Figure record listings
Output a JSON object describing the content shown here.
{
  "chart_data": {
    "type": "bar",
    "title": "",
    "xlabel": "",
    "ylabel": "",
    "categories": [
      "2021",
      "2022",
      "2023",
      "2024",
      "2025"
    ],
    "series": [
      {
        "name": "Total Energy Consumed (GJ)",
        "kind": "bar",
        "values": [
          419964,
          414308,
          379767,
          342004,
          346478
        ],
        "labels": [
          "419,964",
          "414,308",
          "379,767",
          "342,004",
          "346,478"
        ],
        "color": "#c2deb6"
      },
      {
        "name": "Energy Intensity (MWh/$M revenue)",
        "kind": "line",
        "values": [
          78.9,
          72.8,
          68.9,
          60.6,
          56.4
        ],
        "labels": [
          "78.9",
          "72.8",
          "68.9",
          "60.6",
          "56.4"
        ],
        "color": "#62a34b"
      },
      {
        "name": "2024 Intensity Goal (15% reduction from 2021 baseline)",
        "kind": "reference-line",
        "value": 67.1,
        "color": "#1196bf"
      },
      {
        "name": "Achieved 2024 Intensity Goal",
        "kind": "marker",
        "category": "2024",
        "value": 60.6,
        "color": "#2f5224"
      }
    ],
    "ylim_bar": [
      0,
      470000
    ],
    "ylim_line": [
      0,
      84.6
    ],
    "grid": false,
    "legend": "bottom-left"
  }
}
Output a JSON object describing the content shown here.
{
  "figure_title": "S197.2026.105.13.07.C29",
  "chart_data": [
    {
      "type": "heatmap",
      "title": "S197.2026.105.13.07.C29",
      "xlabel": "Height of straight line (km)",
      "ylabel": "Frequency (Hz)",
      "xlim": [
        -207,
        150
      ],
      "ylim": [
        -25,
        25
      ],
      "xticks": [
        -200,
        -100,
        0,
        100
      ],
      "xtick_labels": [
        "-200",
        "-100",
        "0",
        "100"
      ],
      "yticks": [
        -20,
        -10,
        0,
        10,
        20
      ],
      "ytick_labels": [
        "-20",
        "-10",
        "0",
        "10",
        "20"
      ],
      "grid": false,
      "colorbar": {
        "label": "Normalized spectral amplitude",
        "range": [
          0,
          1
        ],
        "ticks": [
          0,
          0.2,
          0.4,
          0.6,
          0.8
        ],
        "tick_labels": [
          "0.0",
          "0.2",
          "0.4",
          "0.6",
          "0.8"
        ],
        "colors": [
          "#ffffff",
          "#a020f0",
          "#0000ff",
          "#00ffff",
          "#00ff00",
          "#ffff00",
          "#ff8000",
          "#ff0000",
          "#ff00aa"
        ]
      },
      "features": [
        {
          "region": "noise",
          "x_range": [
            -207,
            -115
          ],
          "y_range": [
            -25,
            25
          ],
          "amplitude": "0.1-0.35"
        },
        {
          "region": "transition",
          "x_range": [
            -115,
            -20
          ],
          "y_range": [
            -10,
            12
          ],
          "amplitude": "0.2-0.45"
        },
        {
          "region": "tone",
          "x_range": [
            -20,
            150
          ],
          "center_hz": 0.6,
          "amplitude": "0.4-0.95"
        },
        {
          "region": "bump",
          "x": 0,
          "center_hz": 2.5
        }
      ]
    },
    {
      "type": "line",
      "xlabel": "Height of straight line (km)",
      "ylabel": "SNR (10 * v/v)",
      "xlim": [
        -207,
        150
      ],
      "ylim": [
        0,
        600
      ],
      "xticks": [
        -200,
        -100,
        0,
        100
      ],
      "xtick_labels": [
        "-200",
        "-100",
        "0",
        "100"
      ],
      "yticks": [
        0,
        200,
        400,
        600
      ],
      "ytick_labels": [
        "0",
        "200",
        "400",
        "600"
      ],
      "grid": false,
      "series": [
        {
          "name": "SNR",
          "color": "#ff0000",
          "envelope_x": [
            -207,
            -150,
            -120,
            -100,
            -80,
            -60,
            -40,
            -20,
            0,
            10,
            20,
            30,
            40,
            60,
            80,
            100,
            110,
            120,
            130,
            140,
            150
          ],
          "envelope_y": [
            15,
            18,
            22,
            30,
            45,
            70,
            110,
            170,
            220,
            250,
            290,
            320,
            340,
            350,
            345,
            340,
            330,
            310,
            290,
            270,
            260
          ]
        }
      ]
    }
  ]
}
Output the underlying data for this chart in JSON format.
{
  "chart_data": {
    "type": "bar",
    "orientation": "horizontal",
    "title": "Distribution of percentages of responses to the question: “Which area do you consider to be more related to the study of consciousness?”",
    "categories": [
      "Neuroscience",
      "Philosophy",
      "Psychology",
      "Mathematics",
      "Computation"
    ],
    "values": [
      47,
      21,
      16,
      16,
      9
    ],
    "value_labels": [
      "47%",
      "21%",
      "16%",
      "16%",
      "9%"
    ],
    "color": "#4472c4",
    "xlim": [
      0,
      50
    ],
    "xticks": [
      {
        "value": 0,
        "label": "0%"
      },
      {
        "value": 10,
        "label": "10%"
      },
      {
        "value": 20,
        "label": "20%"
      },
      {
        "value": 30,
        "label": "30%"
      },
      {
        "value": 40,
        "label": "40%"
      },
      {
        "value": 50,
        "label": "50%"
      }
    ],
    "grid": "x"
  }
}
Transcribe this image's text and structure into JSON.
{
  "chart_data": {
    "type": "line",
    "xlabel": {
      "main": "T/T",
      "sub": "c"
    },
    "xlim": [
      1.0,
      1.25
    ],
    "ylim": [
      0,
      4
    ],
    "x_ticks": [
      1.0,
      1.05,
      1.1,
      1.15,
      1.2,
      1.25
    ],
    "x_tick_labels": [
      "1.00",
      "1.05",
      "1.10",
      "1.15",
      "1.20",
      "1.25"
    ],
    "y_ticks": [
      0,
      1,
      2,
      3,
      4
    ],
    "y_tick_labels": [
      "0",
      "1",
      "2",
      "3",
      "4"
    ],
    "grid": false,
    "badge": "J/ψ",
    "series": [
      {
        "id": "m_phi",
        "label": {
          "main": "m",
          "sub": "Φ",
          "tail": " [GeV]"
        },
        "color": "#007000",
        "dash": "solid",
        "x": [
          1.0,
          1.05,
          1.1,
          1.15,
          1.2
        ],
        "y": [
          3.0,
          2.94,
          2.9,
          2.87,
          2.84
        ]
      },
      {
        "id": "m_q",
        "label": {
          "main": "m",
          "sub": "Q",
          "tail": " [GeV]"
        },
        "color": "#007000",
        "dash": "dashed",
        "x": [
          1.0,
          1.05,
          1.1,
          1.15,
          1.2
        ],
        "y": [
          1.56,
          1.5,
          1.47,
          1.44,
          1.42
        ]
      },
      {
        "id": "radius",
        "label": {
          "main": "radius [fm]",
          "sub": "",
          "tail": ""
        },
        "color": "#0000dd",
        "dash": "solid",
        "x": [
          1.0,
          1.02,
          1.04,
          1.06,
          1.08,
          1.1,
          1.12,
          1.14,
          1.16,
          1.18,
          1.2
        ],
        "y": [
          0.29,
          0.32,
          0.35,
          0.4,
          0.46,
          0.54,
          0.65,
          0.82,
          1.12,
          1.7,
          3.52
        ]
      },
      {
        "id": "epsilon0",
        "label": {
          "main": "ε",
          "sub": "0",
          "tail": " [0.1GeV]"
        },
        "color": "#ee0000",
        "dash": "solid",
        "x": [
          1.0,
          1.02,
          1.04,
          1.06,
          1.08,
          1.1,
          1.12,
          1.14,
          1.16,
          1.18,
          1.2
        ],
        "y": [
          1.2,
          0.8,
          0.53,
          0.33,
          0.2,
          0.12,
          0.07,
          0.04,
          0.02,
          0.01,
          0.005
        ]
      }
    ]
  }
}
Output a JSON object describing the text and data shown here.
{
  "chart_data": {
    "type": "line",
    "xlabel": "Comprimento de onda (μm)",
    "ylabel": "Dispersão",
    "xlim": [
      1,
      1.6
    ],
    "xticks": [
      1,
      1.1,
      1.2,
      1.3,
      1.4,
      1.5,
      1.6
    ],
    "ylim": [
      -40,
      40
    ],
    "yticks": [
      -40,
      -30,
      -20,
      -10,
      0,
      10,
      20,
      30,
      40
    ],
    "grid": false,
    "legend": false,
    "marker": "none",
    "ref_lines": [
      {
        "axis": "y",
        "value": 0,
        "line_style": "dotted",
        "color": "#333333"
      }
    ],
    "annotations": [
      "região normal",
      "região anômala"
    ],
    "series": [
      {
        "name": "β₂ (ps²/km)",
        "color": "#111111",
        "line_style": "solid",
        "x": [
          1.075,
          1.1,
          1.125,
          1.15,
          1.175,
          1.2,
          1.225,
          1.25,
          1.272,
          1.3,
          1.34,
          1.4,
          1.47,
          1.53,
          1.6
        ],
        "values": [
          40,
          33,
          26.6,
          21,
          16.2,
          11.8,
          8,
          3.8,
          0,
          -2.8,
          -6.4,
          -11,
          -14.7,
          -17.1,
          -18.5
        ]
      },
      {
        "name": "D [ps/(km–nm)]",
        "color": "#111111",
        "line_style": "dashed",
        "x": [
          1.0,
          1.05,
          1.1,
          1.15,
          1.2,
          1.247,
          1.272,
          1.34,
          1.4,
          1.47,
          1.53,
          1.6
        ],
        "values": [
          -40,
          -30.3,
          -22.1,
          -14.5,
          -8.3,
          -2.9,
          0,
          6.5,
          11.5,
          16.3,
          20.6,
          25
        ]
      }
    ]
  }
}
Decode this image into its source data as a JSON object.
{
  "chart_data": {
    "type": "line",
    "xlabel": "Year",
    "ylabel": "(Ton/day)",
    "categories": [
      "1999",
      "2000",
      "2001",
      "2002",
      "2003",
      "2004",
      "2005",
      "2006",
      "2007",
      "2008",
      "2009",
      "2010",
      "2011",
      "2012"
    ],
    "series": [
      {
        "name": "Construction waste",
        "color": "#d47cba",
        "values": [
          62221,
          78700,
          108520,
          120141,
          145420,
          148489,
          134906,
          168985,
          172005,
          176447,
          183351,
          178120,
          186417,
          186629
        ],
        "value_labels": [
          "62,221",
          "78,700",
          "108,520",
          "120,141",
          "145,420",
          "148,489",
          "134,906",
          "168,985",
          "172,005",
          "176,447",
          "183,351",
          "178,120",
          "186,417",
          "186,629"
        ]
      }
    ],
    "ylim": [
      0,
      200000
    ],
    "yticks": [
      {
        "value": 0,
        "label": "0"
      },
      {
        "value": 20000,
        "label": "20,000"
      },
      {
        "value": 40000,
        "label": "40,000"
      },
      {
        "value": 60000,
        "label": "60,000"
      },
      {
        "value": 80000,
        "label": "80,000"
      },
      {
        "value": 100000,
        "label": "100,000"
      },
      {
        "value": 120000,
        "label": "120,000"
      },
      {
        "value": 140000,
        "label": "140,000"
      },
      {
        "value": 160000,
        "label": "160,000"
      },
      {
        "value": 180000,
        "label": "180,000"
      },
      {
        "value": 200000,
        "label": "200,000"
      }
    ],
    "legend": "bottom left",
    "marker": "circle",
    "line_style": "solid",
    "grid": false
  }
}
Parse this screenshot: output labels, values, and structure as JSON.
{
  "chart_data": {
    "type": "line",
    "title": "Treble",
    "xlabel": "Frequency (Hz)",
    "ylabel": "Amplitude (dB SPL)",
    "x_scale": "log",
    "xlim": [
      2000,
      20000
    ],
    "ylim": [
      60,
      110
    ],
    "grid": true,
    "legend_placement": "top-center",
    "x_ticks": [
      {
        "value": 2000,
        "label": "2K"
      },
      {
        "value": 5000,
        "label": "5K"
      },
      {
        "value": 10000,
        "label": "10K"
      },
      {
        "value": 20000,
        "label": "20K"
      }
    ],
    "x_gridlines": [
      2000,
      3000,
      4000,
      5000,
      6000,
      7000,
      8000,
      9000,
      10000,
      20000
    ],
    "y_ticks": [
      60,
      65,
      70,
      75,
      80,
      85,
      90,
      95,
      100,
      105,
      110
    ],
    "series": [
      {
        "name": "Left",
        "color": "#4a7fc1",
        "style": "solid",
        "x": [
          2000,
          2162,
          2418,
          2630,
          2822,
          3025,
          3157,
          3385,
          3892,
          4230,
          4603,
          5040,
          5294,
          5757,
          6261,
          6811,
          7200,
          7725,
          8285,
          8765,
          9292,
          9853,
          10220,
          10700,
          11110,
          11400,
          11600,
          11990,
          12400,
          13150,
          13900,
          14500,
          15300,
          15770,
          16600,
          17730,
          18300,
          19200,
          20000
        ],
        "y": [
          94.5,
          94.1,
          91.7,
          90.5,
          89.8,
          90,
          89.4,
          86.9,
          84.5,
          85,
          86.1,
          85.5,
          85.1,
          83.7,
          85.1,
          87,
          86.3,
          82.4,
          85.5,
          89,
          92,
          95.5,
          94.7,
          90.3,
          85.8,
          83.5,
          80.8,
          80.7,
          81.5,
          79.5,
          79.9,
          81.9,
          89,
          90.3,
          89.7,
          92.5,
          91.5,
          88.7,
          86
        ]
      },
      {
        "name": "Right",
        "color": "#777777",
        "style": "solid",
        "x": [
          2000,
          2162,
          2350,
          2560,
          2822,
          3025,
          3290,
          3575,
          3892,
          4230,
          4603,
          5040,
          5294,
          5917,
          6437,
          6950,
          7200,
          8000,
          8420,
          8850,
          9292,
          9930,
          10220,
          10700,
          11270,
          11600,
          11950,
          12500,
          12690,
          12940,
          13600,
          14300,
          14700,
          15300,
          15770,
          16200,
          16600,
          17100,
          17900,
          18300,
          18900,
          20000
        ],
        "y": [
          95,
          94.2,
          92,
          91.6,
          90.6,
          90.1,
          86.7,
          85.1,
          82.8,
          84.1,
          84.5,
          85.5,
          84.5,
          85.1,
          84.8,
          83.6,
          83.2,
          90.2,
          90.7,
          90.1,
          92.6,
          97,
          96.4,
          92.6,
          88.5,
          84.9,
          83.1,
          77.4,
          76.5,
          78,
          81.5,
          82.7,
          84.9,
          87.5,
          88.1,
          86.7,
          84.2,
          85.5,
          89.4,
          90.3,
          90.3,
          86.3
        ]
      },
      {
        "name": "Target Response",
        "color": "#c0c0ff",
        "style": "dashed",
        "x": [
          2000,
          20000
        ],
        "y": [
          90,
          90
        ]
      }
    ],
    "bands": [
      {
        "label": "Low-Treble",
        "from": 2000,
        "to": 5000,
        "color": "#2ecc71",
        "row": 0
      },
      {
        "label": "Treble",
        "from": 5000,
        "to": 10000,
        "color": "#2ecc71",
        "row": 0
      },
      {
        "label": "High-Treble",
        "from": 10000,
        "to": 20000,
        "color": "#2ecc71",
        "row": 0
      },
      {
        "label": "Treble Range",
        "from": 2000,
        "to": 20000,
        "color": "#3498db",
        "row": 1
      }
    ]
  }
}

**Given request**. Find the word "region" in the data and show each line that holds it.

**Reply to the task**.
          "region": "noise",
          "region": "transition",
          "region": "tone",
          "region": "bump",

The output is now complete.